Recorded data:
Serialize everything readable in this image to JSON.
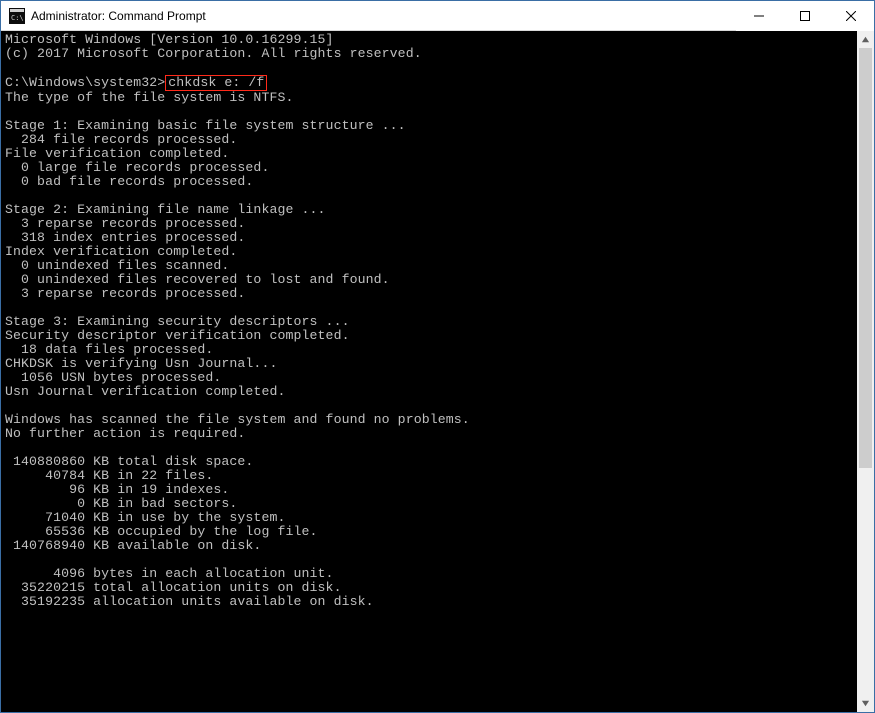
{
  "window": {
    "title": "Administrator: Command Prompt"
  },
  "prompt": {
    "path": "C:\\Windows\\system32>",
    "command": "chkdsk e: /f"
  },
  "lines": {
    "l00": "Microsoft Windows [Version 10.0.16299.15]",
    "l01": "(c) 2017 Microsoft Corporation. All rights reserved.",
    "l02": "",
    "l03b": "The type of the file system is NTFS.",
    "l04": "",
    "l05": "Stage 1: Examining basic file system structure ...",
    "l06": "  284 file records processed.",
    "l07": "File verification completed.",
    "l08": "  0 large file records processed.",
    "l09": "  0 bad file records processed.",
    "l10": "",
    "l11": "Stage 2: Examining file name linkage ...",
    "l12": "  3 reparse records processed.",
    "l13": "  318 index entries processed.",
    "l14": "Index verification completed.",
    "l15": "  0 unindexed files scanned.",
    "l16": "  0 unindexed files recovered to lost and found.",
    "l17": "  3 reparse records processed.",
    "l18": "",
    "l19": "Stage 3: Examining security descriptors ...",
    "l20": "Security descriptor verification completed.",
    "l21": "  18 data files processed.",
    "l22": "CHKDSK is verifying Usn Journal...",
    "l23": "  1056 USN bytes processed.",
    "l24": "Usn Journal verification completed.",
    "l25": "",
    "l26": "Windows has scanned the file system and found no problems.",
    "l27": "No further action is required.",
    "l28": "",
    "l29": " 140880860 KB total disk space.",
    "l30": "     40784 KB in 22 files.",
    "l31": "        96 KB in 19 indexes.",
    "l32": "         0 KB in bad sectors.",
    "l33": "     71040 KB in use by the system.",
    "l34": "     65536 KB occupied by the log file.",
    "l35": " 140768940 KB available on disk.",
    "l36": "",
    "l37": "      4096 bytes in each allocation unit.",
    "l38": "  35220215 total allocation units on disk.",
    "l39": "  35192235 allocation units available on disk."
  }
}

* Required task *
Restate the whole of the material word for word without the pictures.

* Full solution *
Serialize everything readable in this image to JSON.
{
  "window": {
    "title": "Administrator: Command Prompt"
  },
  "prompt": {
    "path": "C:\\Windows\\system32>",
    "command": "chkdsk e: /f"
  },
  "lines": {
    "l00": "Microsoft Windows [Version 10.0.16299.15]",
    "l01": "(c) 2017 Microsoft Corporation. All rights reserved.",
    "l02": "",
    "l03b": "The type of the file system is NTFS.",
    "l04": "",
    "l05": "Stage 1: Examining basic file system structure ...",
    "l06": "  284 file records processed.",
    "l07": "File verification completed.",
    "l08": "  0 large file records processed.",
    "l09": "  0 bad file records processed.",
    "l10": "",
    "l11": "Stage 2: Examining file name linkage ...",
    "l12": "  3 reparse records processed.",
    "l13": "  318 index entries processed.",
    "l14": "Index verification completed.",
    "l15": "  0 unindexed files scanned.",
    "l16": "  0 unindexed files recovered to lost and found.",
    "l17": "  3 reparse records processed.",
    "l18": "",
    "l19": "Stage 3: Examining security descriptors ...",
    "l20": "Security descriptor verification completed.",
    "l21": "  18 data files processed.",
    "l22": "CHKDSK is verifying Usn Journal...",
    "l23": "  1056 USN bytes processed.",
    "l24": "Usn Journal verification completed.",
    "l25": "",
    "l26": "Windows has scanned the file system and found no problems.",
    "l27": "No further action is required.",
    "l28": "",
    "l29": " 140880860 KB total disk space.",
    "l30": "     40784 KB in 22 files.",
    "l31": "        96 KB in 19 indexes.",
    "l32": "         0 KB in bad sectors.",
    "l33": "     71040 KB in use by the system.",
    "l34": "     65536 KB occupied by the log file.",
    "l35": " 140768940 KB available on disk.",
    "l36": "",
    "l37": "      4096 bytes in each allocation unit.",
    "l38": "  35220215 total allocation units on disk.",
    "l39": "  35192235 allocation units available on disk."
  }
}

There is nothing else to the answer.